▸ **What needs to be done**
Give the listing again in full, exactly as written.

▸ **Source data**
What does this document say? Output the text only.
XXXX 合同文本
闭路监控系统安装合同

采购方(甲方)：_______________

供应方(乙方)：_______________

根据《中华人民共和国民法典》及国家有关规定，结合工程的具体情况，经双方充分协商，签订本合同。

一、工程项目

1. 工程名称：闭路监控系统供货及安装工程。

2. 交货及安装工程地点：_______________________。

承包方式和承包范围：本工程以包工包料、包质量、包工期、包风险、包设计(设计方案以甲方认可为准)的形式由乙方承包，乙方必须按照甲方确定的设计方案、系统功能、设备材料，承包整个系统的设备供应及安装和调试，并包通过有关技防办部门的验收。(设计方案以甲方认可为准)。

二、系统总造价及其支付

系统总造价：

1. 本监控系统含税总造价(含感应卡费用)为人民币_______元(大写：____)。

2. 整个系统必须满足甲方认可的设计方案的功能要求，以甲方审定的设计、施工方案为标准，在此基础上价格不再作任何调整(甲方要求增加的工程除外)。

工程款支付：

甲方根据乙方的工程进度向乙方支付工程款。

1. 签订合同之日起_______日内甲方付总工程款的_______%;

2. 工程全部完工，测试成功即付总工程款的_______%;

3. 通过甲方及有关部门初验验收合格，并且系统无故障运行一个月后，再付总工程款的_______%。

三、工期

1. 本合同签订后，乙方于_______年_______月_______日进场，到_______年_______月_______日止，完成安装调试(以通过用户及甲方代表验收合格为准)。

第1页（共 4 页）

▸ **Result below**
What does this document say? Output the text only.
XXXX 合同文本
闭路监控系统安装合同

采购方(甲方)：_______________

供应方(乙方)：_______________

根据《中华人民共和国民法典》及国家有关规定，结合工程的具体情况，经双方充分协商，签订本合同。

一、工程项目

1. 工程名称：闭路监控系统供货及安装工程。

2. 交货及安装工程地点：_______________________。

承包方式和承包范围：本工程以包工包料、包质量、包工期、包风险、包设计(设计方案以甲方认可为准)的形式由乙方承包，乙方必须按照甲方确定的设计方案、系统功能、设备材料，承包整个系统的设备供应及安装和调试，并包通过有关技防办部门的验收。(设计方案以甲方认可为准)。

二、系统总造价及其支付

系统总造价：

1. 本监控系统含税总造价(含感应卡费用)为人民币_______元(大写：____)。

2. 整个系统必须满足甲方认可的设计方案的功能要求，以甲方审定的设计、施工方案为标准，在此基础上价格不再作任何调整(甲方要求增加的工程除外)。

工程款支付：

甲方根据乙方的工程进度向乙方支付工程款。

1. 签订合同之日起_______日内甲方付总工程款的_______%;

2. 工程全部完工，测试成功即付总工程款的_______%;

3. 通过甲方及有关部门初验验收合格，并且系统无故障运行一个月后，再付总工程款的_______%。

三、工期

1. 本合同签订后，乙方于_______年_______月_______日进场，到_______年_______月_______日止，完成安装调试(以通过用户及甲方代表验收合格为准)。

第1页（共 4 页）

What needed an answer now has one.